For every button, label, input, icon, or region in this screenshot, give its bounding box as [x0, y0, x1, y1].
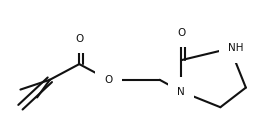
Text: NH: NH	[228, 43, 244, 53]
Text: O: O	[177, 28, 185, 38]
Text: O: O	[104, 75, 113, 85]
Text: N: N	[177, 87, 185, 97]
Text: O: O	[75, 34, 83, 44]
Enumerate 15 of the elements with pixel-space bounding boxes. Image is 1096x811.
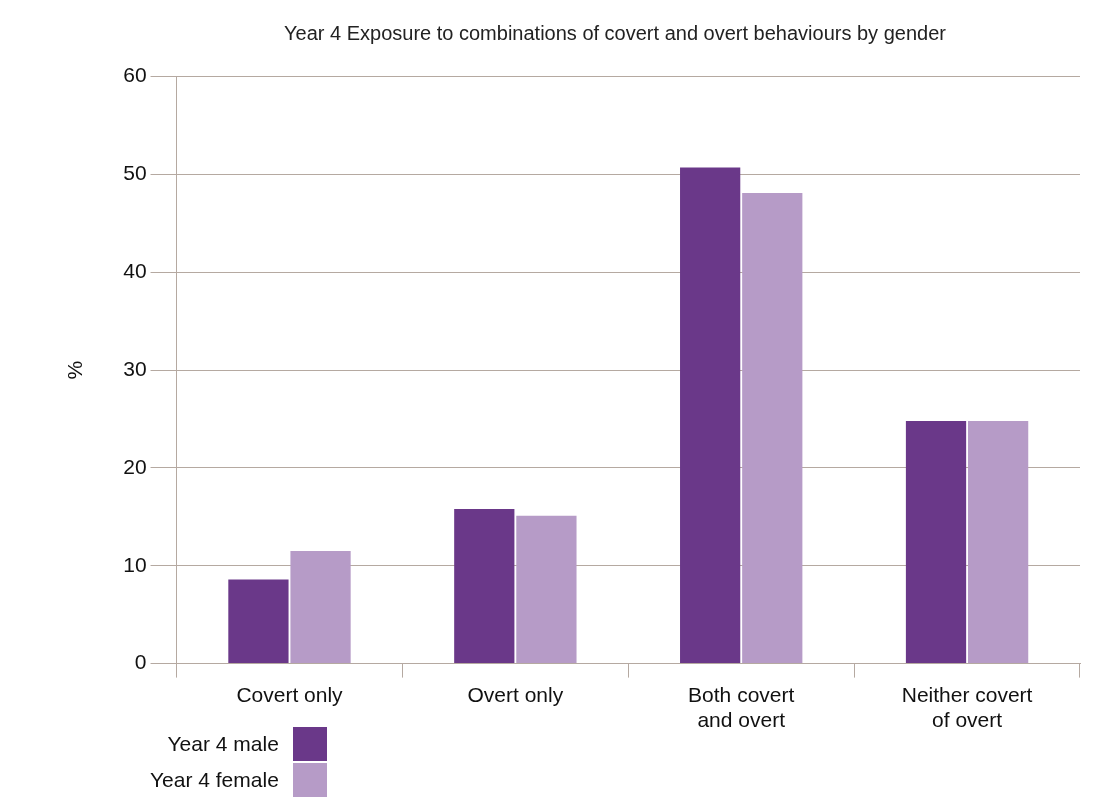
y-axis-title: % [63,360,87,380]
y-tick-label: 50 [123,161,147,185]
y-tick-label: 0 [134,650,147,674]
y-tick-label: 10 [123,552,147,576]
y-tick-label: 60 [123,63,147,87]
x-tick-label: Covert only [236,683,344,706]
chart-title: Year 4 Exposure to combinations of covert and overt behaviours by gender [283,22,947,45]
y-tick-label: 20 [123,454,147,478]
x-tick-label: Neither covert of overt [901,683,1033,732]
y-tick-label: 30 [123,356,147,380]
legend-label: Year 4 female [150,768,279,792]
x-tick-label: Both covert and overt [688,683,795,732]
y-tick-label: 40 [123,259,147,283]
x-tick-label: Overt only [467,683,564,706]
legend-label: Year 4 male [167,732,279,756]
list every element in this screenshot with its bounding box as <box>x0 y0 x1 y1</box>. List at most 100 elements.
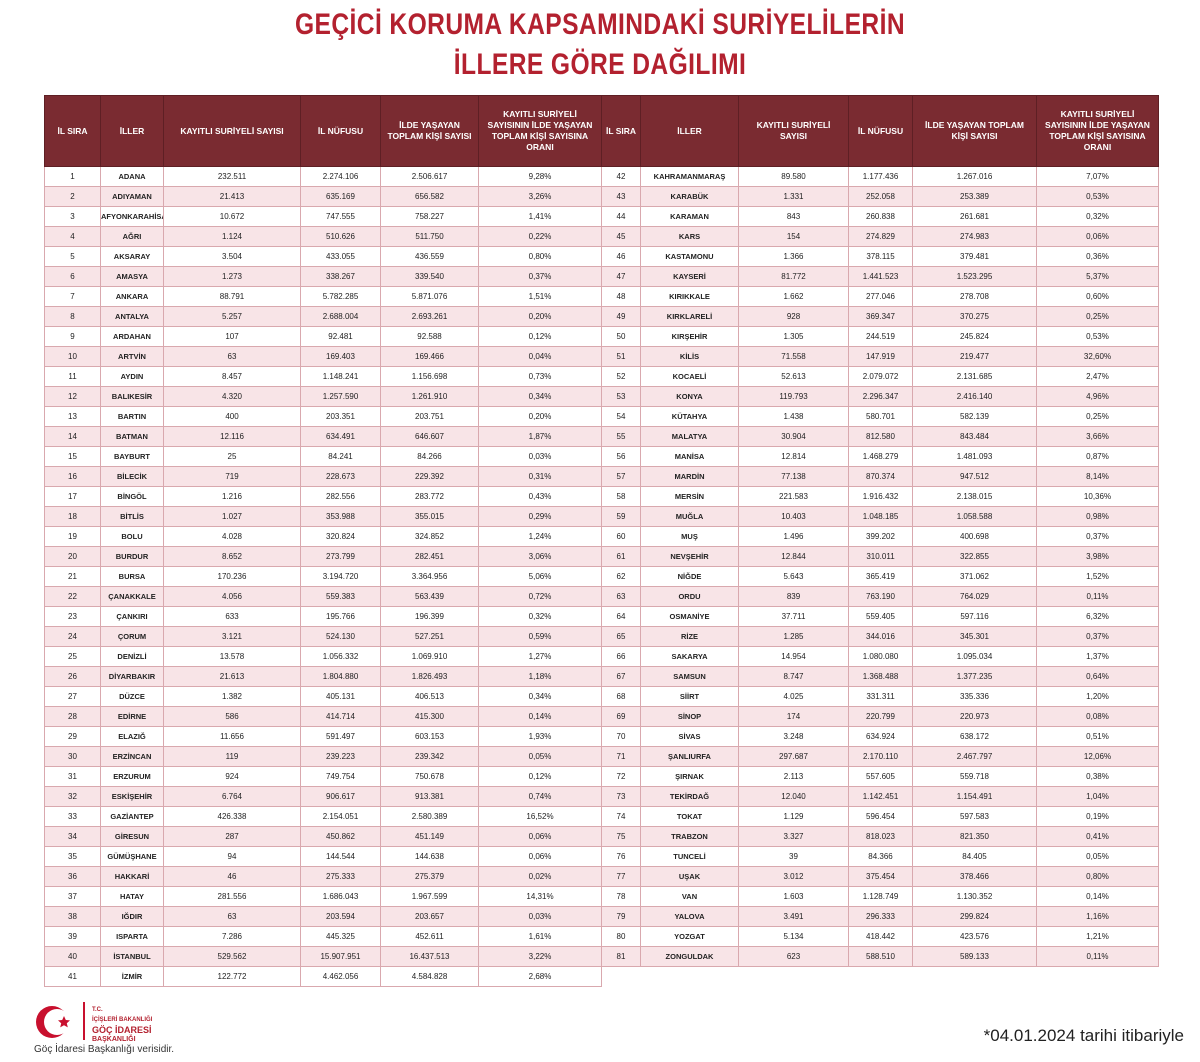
cell: ÇANKIRI <box>100 606 164 627</box>
cell: EDİRNE <box>100 706 164 727</box>
cell: 71.558 <box>738 346 849 367</box>
cell: 244.519 <box>848 326 913 347</box>
cell: 2.138.015 <box>912 486 1037 507</box>
cell: 92.481 <box>300 326 381 347</box>
cell: 7,07% <box>1036 166 1159 187</box>
cell: 16,52% <box>478 806 602 827</box>
cell: 0,73% <box>478 366 602 387</box>
row: 42 KAHRAMANMARAŞ 89.580 1.177.436 1.267.016 7… <box>601 166 1159 187</box>
cell: 2.688.004 <box>300 306 381 327</box>
cell: KÜTAHYA <box>640 406 739 427</box>
cell: 1.826.493 <box>380 666 479 687</box>
cell: 1.130.352 <box>912 886 1037 907</box>
cell: 245.824 <box>912 326 1037 347</box>
cell: 0,36% <box>1036 246 1159 267</box>
cell: TUNCELİ <box>640 846 739 867</box>
cell: 60 <box>601 526 641 547</box>
cell: 353.988 <box>300 506 381 527</box>
cell: 10.403 <box>738 506 849 527</box>
cell: 14,31% <box>478 886 602 907</box>
row: 65 RİZE 1.285 344.016 345.301 0,37% <box>601 626 1159 647</box>
cell: 81 <box>601 946 641 967</box>
row: 15 BAYBURT 25 84.241 84.266 0,03% <box>44 446 602 467</box>
cell: 0,87% <box>1036 446 1159 467</box>
cell: 9 <box>44 326 101 347</box>
row: 36 HAKKARİ 46 275.333 275.379 0,02% <box>44 866 602 887</box>
cell: 4.462.056 <box>300 966 381 987</box>
cell: 436.559 <box>380 246 479 267</box>
cell: 63 <box>163 906 301 927</box>
row: 48 KIRIKKALE 1.662 277.046 278.708 0,60% <box>601 286 1159 307</box>
cell: 297.687 <box>738 746 849 767</box>
cell: 812.580 <box>848 426 913 447</box>
cell: 399.202 <box>848 526 913 547</box>
cell: 843.484 <box>912 426 1037 447</box>
header-row: İL SIRA İLLER KAYITLI SURİYELİ SAYISI İL NÜ… <box>44 95 602 167</box>
cell: 75 <box>601 826 641 847</box>
cell: 764.029 <box>912 586 1037 607</box>
title: İLLERE GÖRE DAĞILIMI <box>453 48 747 81</box>
cell: 414.714 <box>300 706 381 727</box>
row: 66 SAKARYA 14.954 1.080.080 1.095.034 1,37% <box>601 646 1159 667</box>
cell: NEVŞEHİR <box>640 546 739 567</box>
cell: 63 <box>163 346 301 367</box>
cell: ŞANLIURFA <box>640 746 739 767</box>
cell: 2.693.261 <box>380 306 479 327</box>
cell: 2.079.072 <box>848 366 913 387</box>
cell: 1.468.279 <box>848 446 913 467</box>
cell: 310.011 <box>848 546 913 567</box>
cell: 378.115 <box>848 246 913 267</box>
cell: 379.481 <box>912 246 1037 267</box>
cell: 147.919 <box>848 346 913 367</box>
cell: 947.512 <box>912 466 1037 487</box>
cell: 0,20% <box>478 306 602 327</box>
cell: HATAY <box>100 886 164 907</box>
cell: BOLU <box>100 526 164 547</box>
cell: 228.673 <box>300 466 381 487</box>
cell: AYDIN <box>100 366 164 387</box>
cell: ESKİŞEHİR <box>100 786 164 807</box>
cell: SİVAS <box>640 726 739 747</box>
cell: 0,37% <box>478 266 602 287</box>
cell: 2 <box>44 186 101 207</box>
header-row: İL SIRA İLLER KAYITLI SURİYELİ SAYISI İL NÜ… <box>601 95 1159 167</box>
cell: 582.139 <box>912 406 1037 427</box>
cell: TOKAT <box>640 806 739 827</box>
header-cell: İLLER <box>640 95 739 167</box>
cell: 623 <box>738 946 849 967</box>
cell: 43 <box>601 186 641 207</box>
cell: MERSİN <box>640 486 739 507</box>
cell: 580.701 <box>848 406 913 427</box>
row: 31 ERZURUM 924 749.754 750.678 0,12% <box>44 766 602 787</box>
row: 45 KARS 154 274.829 274.983 0,06% <box>601 226 1159 247</box>
row: 52 KOCAELİ 52.613 2.079.072 2.131.685 2,47% <box>601 366 1159 387</box>
row: 75 TRABZON 3.327 818.023 821.350 0,41% <box>601 826 1159 847</box>
cell: 8,14% <box>1036 466 1159 487</box>
row: 74 TOKAT 1.129 596.454 597.583 0,19% <box>601 806 1159 827</box>
header-cell: İL SIRA <box>44 95 101 167</box>
cell: 1.523.295 <box>912 266 1037 287</box>
cell: 0,03% <box>478 906 602 927</box>
cell: 1.662 <box>738 286 849 307</box>
cell: 1.441.523 <box>848 266 913 287</box>
cell: 589.133 <box>912 946 1037 967</box>
cell: 16 <box>44 466 101 487</box>
cell: 633 <box>163 606 301 627</box>
cell: 232.511 <box>163 166 301 187</box>
cell: 1.069.910 <box>380 646 479 667</box>
cell: 71 <box>601 746 641 767</box>
cell: 406.513 <box>380 686 479 707</box>
cell: 0,05% <box>1036 846 1159 867</box>
row: 80 YOZGAT 5.134 418.442 423.576 1,21% <box>601 926 1159 947</box>
cell: 196.399 <box>380 606 479 627</box>
cell: 52.613 <box>738 366 849 387</box>
cell: 586 <box>163 706 301 727</box>
row: 58 MERSİN 221.583 1.916.432 2.138.015 10,36% <box>601 486 1159 507</box>
cell: OSMANİYE <box>640 606 739 627</box>
row: 72 ŞIRNAK 2.113 557.605 559.718 0,38% <box>601 766 1159 787</box>
cell: 1,24% <box>478 526 602 547</box>
cell: YALOVA <box>640 906 739 927</box>
cell: 287 <box>163 826 301 847</box>
cell: 53 <box>601 386 641 407</box>
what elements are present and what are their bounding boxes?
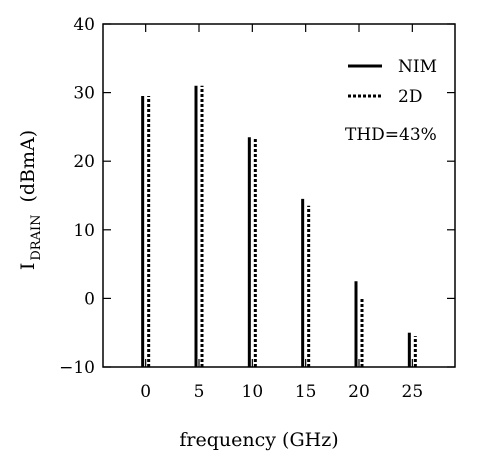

==================================================

— WHAT YOU NEED TO DO —
Can you reproduce every line of the records above, character for character, with the pictures left out?

— TASK RESULT —
For every button, label, input, icon, or region in this screenshot, give its bounding box as [x0, y0, x1, y1].
Text: NH: NH	[228, 43, 244, 53]
Text: O: O	[177, 28, 185, 38]
Text: O: O	[104, 75, 113, 85]
Text: N: N	[177, 87, 185, 97]
Text: O: O	[75, 34, 83, 44]
Enumerate 15 of the elements with pixel-space bounding boxes. Image is 1096x811.
y-axis-title: % [63,360,87,380]
y-tick-label: 50 [123,161,147,185]
y-tick-label: 0 [134,650,147,674]
y-tick-label: 10 [123,552,147,576]
y-tick-label: 60 [123,63,147,87]
x-tick-label: Covert only [236,683,344,706]
chart-title: Year 4 Exposure to combinations of covert and overt behaviours by gender [283,22,947,45]
y-tick-label: 20 [123,454,147,478]
x-tick-label: Neither covert of overt [901,683,1033,732]
y-tick-label: 30 [123,356,147,380]
legend-label: Year 4 female [150,768,279,792]
x-tick-label: Both covert and overt [688,683,795,732]
y-tick-label: 40 [123,259,147,283]
x-tick-label: Overt only [467,683,564,706]
legend-label: Year 4 male [167,732,279,756]
list every element in this screenshot with its bounding box as <box>x0 y0 x1 y1</box>. List at most 100 elements.
cell: ÇANKIRI <box>100 606 164 627</box>
cell: EDİRNE <box>100 706 164 727</box>
cell: 71.558 <box>738 346 849 367</box>
cell: 244.519 <box>848 326 913 347</box>
cell: 2.138.015 <box>912 486 1037 507</box>
cell: 92.481 <box>300 326 381 347</box>
cell: 7,07% <box>1036 166 1159 187</box>
cell: 16,52% <box>478 806 602 827</box>
cell: 0,73% <box>478 366 602 387</box>
row: 42 KAHRAMANMARAŞ 89.580 1.177.436 1.267.016 7… <box>601 166 1159 187</box>
cell: 2.688.004 <box>300 306 381 327</box>
cell: KÜTAHYA <box>640 406 739 427</box>
cell: 1.826.493 <box>380 666 479 687</box>
cell: 1.130.352 <box>912 886 1037 907</box>
cell: 245.824 <box>912 326 1037 347</box>
cell: 0,36% <box>1036 246 1159 267</box>
cell: TUNCELİ <box>640 846 739 867</box>
cell: 60 <box>601 526 641 547</box>
cell: 353.988 <box>300 506 381 527</box>
cell: 10.403 <box>738 506 849 527</box>
cell: 14,31% <box>478 886 602 907</box>
row: 65 RİZE 1.285 344.016 345.301 0,37% <box>601 626 1159 647</box>
cell: 81 <box>601 946 641 967</box>
row: 15 BAYBURT 25 84.241 84.266 0,03% <box>44 446 602 467</box>
cell: 0,87% <box>1036 446 1159 467</box>
cell: 9 <box>44 326 101 347</box>
row: 36 HAKKARİ 46 275.333 275.379 0,02% <box>44 866 602 887</box>
cell: 4.462.056 <box>300 966 381 987</box>
cell: 436.559 <box>380 246 479 267</box>
cell: 63 <box>163 906 301 927</box>
row: 48 KIRIKKALE 1.662 277.046 278.708 0,60% <box>601 286 1159 307</box>
cell: 297.687 <box>738 746 849 767</box>
cell: 812.580 <box>848 426 913 447</box>
cell: 399.202 <box>848 526 913 547</box>
cell: 843.484 <box>912 426 1037 447</box>
header-row: İL SIRA İLLER KAYITLI SURİYELİ SAYISI İL NÜ… <box>44 95 602 167</box>
cell: 75 <box>601 826 641 847</box>
cell: 764.029 <box>912 586 1037 607</box>
title: İLLERE GÖRE DAĞILIMI <box>453 48 747 81</box>
cell: 414.714 <box>300 706 381 727</box>
row: 66 SAKARYA 14.954 1.080.080 1.095.034 1,37% <box>601 646 1159 667</box>
cell: NEVŞEHİR <box>640 546 739 567</box>
cell: 63 <box>163 346 301 367</box>
cell: ŞANLIURFA <box>640 746 739 767</box>
cell: 2.693.261 <box>380 306 479 327</box>
cell: 2.079.072 <box>848 366 913 387</box>
cell: 1.468.279 <box>848 446 913 467</box>
cell: 310.011 <box>848 546 913 567</box>
cell: 378.115 <box>848 246 913 267</box>
cell: 379.481 <box>912 246 1037 267</box>
cell: 147.919 <box>848 346 913 367</box>
cell: 947.512 <box>912 466 1037 487</box>
cell: 0,20% <box>478 306 602 327</box>
cell: HATAY <box>100 886 164 907</box>
cell: BOLU <box>100 526 164 547</box>
cell: 228.673 <box>300 466 381 487</box>
cell: AYDIN <box>100 366 164 387</box>
cell: ESKİŞEHİR <box>100 786 164 807</box>
cell: SİVAS <box>640 726 739 747</box>
cell: 0,37% <box>478 266 602 287</box>
cell: 2 <box>44 186 101 207</box>
header-row: İL SIRA İLLER KAYITLI SURİYELİ SAYISI İL NÜ… <box>601 95 1159 167</box>
cell: 582.139 <box>912 406 1037 427</box>
cell: TOKAT <box>640 806 739 827</box>
header-cell: İLLER <box>640 95 739 167</box>
cell: 623 <box>738 946 849 967</box>
cell: 43 <box>601 186 641 207</box>
cell: MERSİN <box>640 486 739 507</box>
cell: 580.701 <box>848 406 913 427</box>
row: 31 ERZURUM 924 749.754 750.678 0,12% <box>44 766 602 787</box>
row: 45 KARS 154 274.829 274.983 0,06% <box>601 226 1159 247</box>
row: 52 KOCAELİ 52.613 2.079.072 2.131.685 2,47% <box>601 366 1159 387</box>
row: 75 TRABZON 3.327 818.023 821.350 0,41% <box>601 826 1159 847</box>
cell: 8,14% <box>1036 466 1159 487</box>
row: 74 TOKAT 1.129 596.454 597.583 0,19% <box>601 806 1159 827</box>
header-cell: İL SIRA <box>44 95 101 167</box>
cell: 1.523.295 <box>912 266 1037 287</box>
cell: 0,03% <box>478 906 602 927</box>
cell: 1.662 <box>738 286 849 307</box>
cell: 1.441.523 <box>848 266 913 287</box>
cell: 589.133 <box>912 946 1037 967</box>
cell: 16 <box>44 466 101 487</box>
cell: 633 <box>163 606 301 627</box>
cell: 232.511 <box>163 166 301 187</box>
cell: 1.069.910 <box>380 646 479 667</box>
cell: 71 <box>601 746 641 767</box>
cell: 406.513 <box>380 686 479 707</box>
cell: 0,05% <box>1036 846 1159 867</box>
row: 80 YOZGAT 5.134 418.442 423.576 1,21% <box>601 926 1159 947</box>
cell: 196.399 <box>380 606 479 627</box>
cell: 52.613 <box>738 366 849 387</box>
cell: 586 <box>163 706 301 727</box>
row: 58 MERSİN 221.583 1.916.432 2.138.015 10,36% <box>601 486 1159 507</box>
cell: OSMANİYE <box>640 606 739 627</box>
row: 72 ŞIRNAK 2.113 557.605 559.718 0,38% <box>601 766 1159 787</box>
cell: 1,24% <box>478 526 602 547</box>
cell: YALOVA <box>640 906 739 927</box>
cell: 287 <box>163 826 301 847</box>
cell: 53 <box>601 386 641 407</box>
what elements are present and what are their bounding boxes?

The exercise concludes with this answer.